本文抜粋:
=======

とある事件からこころを凍らせてしまった七瀬は、可愛がっていた猫が喰われている現場に遭遇する。猫を喰らっていたのは驚くほどの美貌を備えた、素姓のわからぬ青年だった。七瀬は不要になった猫缶を若者にあげたところ、青年になつかれ、執拗につきまとわれるようになる。
それからというもの、七瀬のまわりでは殺人 違法薬物 などの様々な事件が起こるようになり、抗う術もなく彼女はそうした騒動に巻きこまれていくのであった。
サイコホラーとミステリーを組みあわせたこの小説ですが、とにもかくにも人物が凄い。
無感動でありながら意外にも情に厚い七瀬はもちろんのこと、みずからを猫と言い張ってやまない美男子のサラギが読者のこころをつかんで離しません。
彼は物腰柔らかな敬語をつかい、訳のわからないことを言いだす割にはひとあたりもいいですが、非常に悪食です。路地裏にひそんでは猫を喰らい、ファミレスにいっては皿ごと料理を食べ、時には人間をまるごと捕食するほどに。
彼がいったい、何者なのか。すべてが謎につつまれています。
ですがひとつ、確かなことは。
彼は七瀬に執着しています。
それが純粋な愛なのか、好奇にも等しい興味なのかはわかりませんが、七瀬に執着するサラギの姿は、時に滑稽で時に愛らしく、時にとても格好いいです。
七瀬もまた、サラギに執着されるにふさわしい娘で、まだまだ解き明かされてない謎をたくさん秘めています。
彼女は、不条理と悪意に愛されているのかな。これだけ様々な事件に巻きこまれ、なによりもサラギに執着されているのをみていると、ふとそんなことを思います。

=======

利用可能データ:
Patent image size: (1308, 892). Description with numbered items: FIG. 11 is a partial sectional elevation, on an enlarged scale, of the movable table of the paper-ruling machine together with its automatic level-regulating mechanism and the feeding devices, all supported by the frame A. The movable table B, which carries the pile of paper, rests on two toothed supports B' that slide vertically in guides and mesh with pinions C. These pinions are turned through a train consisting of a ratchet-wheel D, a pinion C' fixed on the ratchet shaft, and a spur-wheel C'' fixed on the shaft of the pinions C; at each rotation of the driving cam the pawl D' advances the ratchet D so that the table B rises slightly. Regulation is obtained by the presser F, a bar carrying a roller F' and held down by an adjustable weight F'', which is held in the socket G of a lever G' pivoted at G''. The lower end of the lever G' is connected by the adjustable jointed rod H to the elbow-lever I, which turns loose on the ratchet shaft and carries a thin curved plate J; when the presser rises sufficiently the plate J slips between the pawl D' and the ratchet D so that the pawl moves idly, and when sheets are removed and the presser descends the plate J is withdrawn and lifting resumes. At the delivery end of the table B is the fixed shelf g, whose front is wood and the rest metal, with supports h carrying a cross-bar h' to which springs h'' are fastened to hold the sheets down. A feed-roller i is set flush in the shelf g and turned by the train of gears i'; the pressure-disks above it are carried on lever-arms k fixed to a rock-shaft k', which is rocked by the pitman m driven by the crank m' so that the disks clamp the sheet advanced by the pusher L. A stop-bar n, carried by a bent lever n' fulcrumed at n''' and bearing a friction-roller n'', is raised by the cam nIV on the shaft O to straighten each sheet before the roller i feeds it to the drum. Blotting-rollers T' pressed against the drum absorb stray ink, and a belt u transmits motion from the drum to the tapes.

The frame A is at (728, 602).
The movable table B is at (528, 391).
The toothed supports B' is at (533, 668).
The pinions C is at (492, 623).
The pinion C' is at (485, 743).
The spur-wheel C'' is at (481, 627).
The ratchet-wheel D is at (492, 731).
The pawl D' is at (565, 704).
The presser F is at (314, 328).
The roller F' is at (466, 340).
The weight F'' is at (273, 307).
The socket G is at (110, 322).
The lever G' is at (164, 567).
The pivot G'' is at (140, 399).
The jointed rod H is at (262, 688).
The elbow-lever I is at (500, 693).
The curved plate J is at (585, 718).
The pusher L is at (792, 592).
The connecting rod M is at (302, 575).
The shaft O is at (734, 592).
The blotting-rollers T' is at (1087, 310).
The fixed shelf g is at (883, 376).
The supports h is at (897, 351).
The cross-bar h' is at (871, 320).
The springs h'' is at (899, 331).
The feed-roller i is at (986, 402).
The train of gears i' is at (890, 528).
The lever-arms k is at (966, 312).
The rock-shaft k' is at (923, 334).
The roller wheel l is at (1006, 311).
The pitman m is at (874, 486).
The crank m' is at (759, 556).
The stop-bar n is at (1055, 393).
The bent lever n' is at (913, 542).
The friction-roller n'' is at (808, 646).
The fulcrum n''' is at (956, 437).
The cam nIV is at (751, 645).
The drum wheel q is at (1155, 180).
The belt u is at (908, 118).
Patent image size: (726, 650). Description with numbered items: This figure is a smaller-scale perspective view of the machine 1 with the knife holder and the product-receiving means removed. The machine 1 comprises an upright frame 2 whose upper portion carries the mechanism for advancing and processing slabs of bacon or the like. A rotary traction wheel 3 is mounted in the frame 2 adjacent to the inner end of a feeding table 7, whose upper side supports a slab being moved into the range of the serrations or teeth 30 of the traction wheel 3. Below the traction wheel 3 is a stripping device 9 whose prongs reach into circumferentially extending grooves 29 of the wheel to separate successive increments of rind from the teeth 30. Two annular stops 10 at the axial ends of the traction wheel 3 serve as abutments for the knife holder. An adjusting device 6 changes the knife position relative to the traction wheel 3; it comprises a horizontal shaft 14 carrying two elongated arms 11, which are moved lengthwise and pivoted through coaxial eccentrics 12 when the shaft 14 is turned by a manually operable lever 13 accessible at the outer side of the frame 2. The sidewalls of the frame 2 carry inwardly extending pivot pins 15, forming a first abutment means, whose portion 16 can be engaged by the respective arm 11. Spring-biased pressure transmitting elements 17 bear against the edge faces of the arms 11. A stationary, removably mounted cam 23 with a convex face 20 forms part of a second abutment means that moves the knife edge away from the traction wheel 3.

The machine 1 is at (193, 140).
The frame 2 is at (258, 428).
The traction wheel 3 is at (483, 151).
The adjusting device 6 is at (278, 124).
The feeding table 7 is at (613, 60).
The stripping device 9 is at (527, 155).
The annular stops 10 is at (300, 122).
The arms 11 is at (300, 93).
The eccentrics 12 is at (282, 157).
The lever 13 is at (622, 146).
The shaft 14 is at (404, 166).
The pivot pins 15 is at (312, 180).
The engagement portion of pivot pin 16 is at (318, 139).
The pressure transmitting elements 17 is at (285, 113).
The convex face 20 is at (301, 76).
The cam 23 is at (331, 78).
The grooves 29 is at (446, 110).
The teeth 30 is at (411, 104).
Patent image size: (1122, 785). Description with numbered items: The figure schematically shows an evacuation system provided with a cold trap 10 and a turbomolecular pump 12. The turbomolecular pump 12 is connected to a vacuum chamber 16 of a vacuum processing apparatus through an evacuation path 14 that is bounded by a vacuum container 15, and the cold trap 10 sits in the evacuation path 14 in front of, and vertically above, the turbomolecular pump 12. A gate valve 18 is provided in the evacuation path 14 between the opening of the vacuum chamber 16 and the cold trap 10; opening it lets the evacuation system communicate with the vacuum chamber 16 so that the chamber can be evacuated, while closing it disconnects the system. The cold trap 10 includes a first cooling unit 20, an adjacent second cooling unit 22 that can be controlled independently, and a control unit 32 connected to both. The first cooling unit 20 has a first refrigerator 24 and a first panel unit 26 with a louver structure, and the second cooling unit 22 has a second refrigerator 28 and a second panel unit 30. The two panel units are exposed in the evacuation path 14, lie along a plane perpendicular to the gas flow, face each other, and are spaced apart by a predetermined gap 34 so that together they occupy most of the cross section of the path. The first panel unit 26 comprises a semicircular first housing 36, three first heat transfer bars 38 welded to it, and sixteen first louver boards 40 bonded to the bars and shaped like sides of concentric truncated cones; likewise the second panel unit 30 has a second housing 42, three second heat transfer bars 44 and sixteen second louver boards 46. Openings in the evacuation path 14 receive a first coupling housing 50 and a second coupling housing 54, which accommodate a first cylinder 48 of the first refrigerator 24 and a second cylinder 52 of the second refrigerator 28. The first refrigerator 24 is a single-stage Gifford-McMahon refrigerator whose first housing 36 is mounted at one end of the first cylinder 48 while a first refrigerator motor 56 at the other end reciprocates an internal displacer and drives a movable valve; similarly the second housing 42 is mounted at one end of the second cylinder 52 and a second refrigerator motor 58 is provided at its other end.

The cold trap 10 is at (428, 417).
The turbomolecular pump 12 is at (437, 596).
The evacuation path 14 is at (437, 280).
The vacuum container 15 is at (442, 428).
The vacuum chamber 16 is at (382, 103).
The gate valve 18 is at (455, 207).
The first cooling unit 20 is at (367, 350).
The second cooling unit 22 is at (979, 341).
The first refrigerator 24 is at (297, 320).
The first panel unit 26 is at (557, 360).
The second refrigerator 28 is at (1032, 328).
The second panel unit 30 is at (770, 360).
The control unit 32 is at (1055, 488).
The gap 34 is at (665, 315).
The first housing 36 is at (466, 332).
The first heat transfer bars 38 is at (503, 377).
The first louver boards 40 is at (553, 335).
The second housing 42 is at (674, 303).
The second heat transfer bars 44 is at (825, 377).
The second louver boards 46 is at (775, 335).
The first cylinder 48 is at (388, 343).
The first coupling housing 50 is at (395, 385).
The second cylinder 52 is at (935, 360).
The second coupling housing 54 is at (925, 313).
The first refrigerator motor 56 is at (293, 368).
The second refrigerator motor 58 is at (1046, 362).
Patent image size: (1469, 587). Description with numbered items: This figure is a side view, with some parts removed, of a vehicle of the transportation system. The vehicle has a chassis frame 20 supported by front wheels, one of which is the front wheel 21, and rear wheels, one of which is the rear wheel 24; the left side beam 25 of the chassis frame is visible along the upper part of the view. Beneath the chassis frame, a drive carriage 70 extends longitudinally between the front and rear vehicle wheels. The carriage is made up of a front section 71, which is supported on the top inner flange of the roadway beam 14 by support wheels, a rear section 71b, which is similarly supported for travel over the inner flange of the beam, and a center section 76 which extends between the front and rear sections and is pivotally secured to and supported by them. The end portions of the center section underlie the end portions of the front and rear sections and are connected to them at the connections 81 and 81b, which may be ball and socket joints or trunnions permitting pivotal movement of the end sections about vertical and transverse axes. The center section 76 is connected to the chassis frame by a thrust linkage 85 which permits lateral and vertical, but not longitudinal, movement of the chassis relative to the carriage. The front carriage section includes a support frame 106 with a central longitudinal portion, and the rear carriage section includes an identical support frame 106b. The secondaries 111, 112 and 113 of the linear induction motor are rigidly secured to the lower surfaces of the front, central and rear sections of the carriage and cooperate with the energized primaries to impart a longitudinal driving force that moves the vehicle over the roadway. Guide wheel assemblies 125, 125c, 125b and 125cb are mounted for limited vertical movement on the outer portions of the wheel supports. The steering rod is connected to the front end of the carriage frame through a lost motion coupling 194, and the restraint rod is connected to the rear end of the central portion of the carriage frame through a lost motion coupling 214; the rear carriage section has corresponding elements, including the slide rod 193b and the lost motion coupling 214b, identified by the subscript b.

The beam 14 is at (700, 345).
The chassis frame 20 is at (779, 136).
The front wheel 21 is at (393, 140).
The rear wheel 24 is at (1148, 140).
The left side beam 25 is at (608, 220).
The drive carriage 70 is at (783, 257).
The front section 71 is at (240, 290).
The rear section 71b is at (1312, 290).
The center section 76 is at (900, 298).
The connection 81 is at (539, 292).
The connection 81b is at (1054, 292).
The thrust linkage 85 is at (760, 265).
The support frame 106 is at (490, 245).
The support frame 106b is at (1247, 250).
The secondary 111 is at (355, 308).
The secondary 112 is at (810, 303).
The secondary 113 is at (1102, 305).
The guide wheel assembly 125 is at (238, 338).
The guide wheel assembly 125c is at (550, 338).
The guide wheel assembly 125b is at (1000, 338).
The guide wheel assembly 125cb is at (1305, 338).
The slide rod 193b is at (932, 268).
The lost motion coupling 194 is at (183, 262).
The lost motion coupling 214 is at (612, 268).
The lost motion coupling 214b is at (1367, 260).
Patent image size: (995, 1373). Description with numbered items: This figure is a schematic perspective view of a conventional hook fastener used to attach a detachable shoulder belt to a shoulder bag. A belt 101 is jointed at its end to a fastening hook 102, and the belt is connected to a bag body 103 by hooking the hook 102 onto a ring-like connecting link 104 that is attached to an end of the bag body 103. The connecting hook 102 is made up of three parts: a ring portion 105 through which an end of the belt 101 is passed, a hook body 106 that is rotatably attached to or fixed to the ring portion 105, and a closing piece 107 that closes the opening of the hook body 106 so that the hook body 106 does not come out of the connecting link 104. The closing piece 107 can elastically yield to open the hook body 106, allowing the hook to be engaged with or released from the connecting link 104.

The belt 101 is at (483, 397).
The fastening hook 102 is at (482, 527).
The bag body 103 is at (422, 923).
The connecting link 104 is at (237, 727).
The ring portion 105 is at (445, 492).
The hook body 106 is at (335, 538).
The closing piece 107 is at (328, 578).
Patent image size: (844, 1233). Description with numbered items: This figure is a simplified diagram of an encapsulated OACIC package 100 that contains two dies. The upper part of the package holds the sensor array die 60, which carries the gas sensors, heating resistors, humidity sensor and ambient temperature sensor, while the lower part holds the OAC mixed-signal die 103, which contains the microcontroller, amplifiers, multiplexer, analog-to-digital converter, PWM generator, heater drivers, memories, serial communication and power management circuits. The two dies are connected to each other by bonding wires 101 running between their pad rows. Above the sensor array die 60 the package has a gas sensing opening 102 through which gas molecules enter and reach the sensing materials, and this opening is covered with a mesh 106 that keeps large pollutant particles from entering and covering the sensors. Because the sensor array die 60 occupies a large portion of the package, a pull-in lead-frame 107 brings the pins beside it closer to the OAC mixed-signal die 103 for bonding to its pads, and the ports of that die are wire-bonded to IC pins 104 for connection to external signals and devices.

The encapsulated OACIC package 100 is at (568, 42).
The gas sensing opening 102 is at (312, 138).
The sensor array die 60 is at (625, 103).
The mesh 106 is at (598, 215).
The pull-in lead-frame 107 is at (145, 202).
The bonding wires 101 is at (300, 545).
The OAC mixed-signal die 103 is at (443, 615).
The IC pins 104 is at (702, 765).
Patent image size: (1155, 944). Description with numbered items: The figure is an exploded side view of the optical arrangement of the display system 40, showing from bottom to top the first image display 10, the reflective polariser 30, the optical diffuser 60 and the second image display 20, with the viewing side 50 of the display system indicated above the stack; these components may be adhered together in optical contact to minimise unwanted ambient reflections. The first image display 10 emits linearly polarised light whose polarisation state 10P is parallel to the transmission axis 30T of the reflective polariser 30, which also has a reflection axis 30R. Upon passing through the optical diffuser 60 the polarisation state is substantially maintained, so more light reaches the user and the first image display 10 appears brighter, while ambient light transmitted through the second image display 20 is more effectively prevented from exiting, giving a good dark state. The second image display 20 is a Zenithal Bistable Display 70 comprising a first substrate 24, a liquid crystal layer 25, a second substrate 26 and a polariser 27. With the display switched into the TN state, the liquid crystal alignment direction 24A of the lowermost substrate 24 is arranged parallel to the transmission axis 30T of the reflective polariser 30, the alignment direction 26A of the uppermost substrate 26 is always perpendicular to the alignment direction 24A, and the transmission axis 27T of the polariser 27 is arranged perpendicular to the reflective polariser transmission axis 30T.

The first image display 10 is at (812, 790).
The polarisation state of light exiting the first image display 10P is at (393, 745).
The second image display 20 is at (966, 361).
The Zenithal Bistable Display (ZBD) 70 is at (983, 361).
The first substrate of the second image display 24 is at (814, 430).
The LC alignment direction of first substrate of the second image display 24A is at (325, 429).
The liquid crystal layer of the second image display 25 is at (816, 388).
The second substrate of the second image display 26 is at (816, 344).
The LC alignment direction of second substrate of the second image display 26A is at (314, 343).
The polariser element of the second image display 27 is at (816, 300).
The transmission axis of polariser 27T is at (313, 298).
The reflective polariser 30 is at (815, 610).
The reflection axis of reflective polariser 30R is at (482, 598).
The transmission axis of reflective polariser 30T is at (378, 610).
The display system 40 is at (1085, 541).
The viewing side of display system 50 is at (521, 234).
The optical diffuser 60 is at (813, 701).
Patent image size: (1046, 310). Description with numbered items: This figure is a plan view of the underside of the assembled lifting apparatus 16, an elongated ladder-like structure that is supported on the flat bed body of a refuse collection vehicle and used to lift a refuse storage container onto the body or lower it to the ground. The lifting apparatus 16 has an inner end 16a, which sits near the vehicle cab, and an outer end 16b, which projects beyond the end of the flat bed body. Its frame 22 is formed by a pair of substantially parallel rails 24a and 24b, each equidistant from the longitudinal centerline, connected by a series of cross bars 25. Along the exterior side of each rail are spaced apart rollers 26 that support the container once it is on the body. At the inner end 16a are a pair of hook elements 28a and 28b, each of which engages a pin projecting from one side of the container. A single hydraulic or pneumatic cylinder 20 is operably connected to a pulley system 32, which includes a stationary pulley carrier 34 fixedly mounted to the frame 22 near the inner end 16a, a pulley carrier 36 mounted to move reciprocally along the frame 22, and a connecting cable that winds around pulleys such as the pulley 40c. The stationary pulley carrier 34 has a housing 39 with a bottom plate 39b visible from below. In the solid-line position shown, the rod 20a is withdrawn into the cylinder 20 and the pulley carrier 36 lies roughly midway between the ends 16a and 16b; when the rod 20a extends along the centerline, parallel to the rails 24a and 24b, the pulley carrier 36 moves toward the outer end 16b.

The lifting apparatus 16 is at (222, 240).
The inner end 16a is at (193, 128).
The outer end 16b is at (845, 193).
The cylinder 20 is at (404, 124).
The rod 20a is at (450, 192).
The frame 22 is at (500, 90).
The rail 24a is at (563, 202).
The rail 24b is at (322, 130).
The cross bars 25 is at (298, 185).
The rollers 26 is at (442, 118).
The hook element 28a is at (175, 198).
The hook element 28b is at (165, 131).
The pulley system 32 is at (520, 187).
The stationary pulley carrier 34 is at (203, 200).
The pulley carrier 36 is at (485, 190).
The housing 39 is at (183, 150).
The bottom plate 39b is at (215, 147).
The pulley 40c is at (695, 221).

=======

課題 1:
次の(a)〜(c)が本文抜粋の内容と合っているかを「はい」か「いいえ」で答え、判断の根拠となる本文の語句をそのまま引用しなさい。
(a) 猫を喰らっていたのは、素姓のわからない青年である。
(b) サラギは乱暴な言葉づかいをする。
(c) 七瀬は青年に猫缶をあげた。
課題 2:
本文抜粋によると、この小説は何と何を組みあわせた作品ですか。
課題 3:
この小説の紹介文を、最後の文のあとから書き継ぎなさい。

解答 1:
(a) はい。「猫を喰らっていたのは驚くほどの美貌を備えた、素姓のわからぬ青年だった」
(b) いいえ。「彼は物腰柔らかな敬語をつかい」
(c) はい。「七瀬は不要になった猫缶を若者にあげたところ」

解答 2:
サイコホラーとミステリーです。

解答 3:
様々な謎が絡みあう本作。ちょうど二部が終わったところですが、物語はまだまだ続いていきそうな予感です。いまから追い掛けても遅くはありません。
是非是非、悪食の猫とその飼いぬしになってしまった少女の顛末を、見届けてくださいませ。
まんまですが、私は本作を良いサスペンスホラーだと思いました。
作中で事件が起こり、主人公がそれに巻き込まれて真相へと近付いてゆくというスタンダードな内容なのですが、物語全体を通してメリハリがしっかりしており、読んでいて退屈しません。お話の組み立てがとても上手いです。
キャラクターも魅力的で、読み始めた時点では主人公が謎を抱えており、ストーリーが進むにつれてそれがホロホロと解けてゆく感じが個人的にはとても好きでした。
全体的に「怖い」というよりは、「どうして?これからどうなるの?」となる、先が気になる系の話です。先が気になるという事は面白いという事だと思います。
描写と説明文のバランスがよく、セリフはやや多めですが、長すぎるセリフや無駄な相討ちがなくてテンポがいいので読みやすいです。
サスペンスホラー好きな人にはかなりオススメです。